Each entry below is to be transcribed exactly.

MATERIAL →

——————————

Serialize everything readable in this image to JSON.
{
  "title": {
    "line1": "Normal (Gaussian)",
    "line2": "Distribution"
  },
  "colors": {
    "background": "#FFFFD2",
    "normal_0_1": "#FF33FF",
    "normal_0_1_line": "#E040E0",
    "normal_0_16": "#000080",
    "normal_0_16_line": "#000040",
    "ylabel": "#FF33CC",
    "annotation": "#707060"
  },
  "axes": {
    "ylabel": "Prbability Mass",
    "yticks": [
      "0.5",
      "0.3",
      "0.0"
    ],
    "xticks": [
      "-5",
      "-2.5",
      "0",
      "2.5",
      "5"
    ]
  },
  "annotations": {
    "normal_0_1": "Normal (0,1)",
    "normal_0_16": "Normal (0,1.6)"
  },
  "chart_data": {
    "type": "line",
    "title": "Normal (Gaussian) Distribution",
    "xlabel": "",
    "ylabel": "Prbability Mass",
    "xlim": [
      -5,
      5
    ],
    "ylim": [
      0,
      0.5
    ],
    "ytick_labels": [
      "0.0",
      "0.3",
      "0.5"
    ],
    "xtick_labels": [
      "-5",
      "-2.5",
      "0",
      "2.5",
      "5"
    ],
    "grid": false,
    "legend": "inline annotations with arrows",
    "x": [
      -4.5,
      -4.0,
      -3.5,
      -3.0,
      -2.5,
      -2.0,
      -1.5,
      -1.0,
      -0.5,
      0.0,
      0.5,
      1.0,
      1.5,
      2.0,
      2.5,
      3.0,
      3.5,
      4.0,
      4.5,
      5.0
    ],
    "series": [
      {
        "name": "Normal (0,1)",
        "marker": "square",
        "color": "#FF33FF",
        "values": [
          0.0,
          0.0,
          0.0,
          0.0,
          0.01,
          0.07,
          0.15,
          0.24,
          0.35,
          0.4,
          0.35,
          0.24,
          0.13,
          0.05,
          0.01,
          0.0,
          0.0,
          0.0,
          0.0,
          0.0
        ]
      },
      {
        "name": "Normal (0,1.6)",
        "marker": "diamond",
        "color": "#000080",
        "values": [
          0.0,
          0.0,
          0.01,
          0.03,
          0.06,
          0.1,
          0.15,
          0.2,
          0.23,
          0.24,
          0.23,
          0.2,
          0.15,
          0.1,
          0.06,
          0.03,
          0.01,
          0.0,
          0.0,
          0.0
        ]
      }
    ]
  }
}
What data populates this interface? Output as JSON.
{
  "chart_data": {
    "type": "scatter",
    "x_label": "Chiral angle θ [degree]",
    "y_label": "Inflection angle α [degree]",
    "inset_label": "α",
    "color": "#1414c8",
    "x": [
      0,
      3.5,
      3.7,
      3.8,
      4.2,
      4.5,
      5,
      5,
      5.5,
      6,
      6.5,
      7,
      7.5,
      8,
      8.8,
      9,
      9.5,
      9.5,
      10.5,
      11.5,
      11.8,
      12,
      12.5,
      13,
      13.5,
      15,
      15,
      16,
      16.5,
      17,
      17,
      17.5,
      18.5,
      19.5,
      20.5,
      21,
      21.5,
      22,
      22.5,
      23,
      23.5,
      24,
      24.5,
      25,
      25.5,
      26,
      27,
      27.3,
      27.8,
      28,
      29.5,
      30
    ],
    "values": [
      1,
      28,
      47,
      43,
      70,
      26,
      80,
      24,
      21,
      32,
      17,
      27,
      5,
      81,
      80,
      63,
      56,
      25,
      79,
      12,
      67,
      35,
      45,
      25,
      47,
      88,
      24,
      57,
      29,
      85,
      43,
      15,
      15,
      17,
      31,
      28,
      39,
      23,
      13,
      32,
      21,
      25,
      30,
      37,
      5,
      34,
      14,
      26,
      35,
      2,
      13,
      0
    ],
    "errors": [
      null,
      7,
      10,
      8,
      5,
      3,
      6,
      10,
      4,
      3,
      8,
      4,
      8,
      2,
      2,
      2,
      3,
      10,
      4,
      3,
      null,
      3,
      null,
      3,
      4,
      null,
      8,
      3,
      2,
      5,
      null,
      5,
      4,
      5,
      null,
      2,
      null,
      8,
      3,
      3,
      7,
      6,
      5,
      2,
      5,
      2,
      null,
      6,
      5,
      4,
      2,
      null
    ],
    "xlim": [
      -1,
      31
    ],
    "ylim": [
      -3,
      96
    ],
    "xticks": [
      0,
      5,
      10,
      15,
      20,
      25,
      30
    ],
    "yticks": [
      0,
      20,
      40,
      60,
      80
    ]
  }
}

——————————

SOLUTION FOR THIS EXERCISE →
Serialize everything readable in this image to JSON.
{
  "title": {
    "line1": "Normal (Gaussian)",
    "line2": "Distribution"
  },
  "colors": {
    "background": "#FFFFD2",
    "normal_0_1": "#FF33FF",
    "normal_0_1_line": "#E040E0",
    "normal_0_16": "#000080",
    "normal_0_16_line": "#000040",
    "ylabel": "#FF33CC",
    "annotation": "#707060"
  },
  "axes": {
    "ylabel": "Prbability Mass",
    "yticks": [
      "0.5",
      "0.3",
      "0.0"
    ],
    "xticks": [
      "-5",
      "-2.5",
      "0",
      "2.5",
      "5"
    ]
  },
  "annotations": {
    "normal_0_1": "Normal (0,1)",
    "normal_0_16": "Normal (0,1.6)"
  },
  "chart_data": {
    "type": "line",
    "title": "Normal (Gaussian) Distribution",
    "xlabel": "",
    "ylabel": "Prbability Mass",
    "xlim": [
      -5,
      5
    ],
    "ylim": [
      0,
      0.5
    ],
    "ytick_labels": [
      "0.0",
      "0.3",
      "0.5"
    ],
    "xtick_labels": [
      "-5",
      "-2.5",
      "0",
      "2.5",
      "5"
    ],
    "grid": false,
    "legend": "inline annotations with arrows",
    "x": [
      -4.5,
      -4.0,
      -3.5,
      -3.0,
      -2.5,
      -2.0,
      -1.5,
      -1.0,
      -0.5,
      0.0,
      0.5,
      1.0,
      1.5,
      2.0,
      2.5,
      3.0,
      3.5,
      4.0,
      4.5,
      5.0
    ],
    "series": [
      {
        "name": "Normal (0,1)",
        "marker": "square",
        "color": "#FF33FF",
        "values": [
          0.0,
          0.0,
          0.0,
          0.0,
          0.01,
          0.07,
          0.15,
          0.24,
          0.35,
          0.4,
          0.35,
          0.24,
          0.13,
          0.05,
          0.01,
          0.0,
          0.0,
          0.0,
          0.0,
          0.0
        ]
      },
      {
        "name": "Normal (0,1.6)",
        "marker": "diamond",
        "color": "#000080",
        "values": [
          0.0,
          0.0,
          0.01,
          0.03,
          0.06,
          0.1,
          0.15,
          0.2,
          0.23,
          0.24,
          0.23,
          0.2,
          0.15,
          0.1,
          0.06,
          0.03,
          0.01,
          0.0,
          0.0,
          0.0
        ]
      }
    ]
  }
}
What data populates this interface? Output as JSON.
{
  "chart_data": {
    "type": "scatter",
    "x_label": "Chiral angle θ [degree]",
    "y_label": "Inflection angle α [degree]",
    "inset_label": "α",
    "color": "#1414c8",
    "x": [
      0,
      3.5,
      3.7,
      3.8,
      4.2,
      4.5,
      5,
      5,
      5.5,
      6,
      6.5,
      7,
      7.5,
      8,
      8.8,
      9,
      9.5,
      9.5,
      10.5,
      11.5,
      11.8,
      12,
      12.5,
      13,
      13.5,
      15,
      15,
      16,
      16.5,
      17,
      17,
      17.5,
      18.5,
      19.5,
      20.5,
      21,
      21.5,
      22,
      22.5,
      23,
      23.5,
      24,
      24.5,
      25,
      25.5,
      26,
      27,
      27.3,
      27.8,
      28,
      29.5,
      30
    ],
    "values": [
      1,
      28,
      47,
      43,
      70,
      26,
      80,
      24,
      21,
      32,
      17,
      27,
      5,
      81,
      80,
      63,
      56,
      25,
      79,
      12,
      67,
      35,
      45,
      25,
      47,
      88,
      24,
      57,
      29,
      85,
      43,
      15,
      15,
      17,
      31,
      28,
      39,
      23,
      13,
      32,
      21,
      25,
      30,
      37,
      5,
      34,
      14,
      26,
      35,
      2,
      13,
      0
    ],
    "errors": [
      null,
      7,
      10,
      8,
      5,
      3,
      6,
      10,
      4,
      3,
      8,
      4,
      8,
      2,
      2,
      2,
      3,
      10,
      4,
      3,
      null,
      3,
      null,
      3,
      4,
      null,
      8,
      3,
      2,
      5,
      null,
      5,
      4,
      5,
      null,
      2,
      null,
      8,
      3,
      3,
      7,
      6,
      5,
      2,
      5,
      2,
      null,
      6,
      5,
      4,
      2,
      null
    ],
    "xlim": [
      -1,
      31
    ],
    "ylim": [
      -3,
      96
    ],
    "xticks": [
      0,
      5,
      10,
      15,
      20,
      25,
      30
    ],
    "yticks": [
      0,
      20,
      40,
      60,
      80
    ]
  }
}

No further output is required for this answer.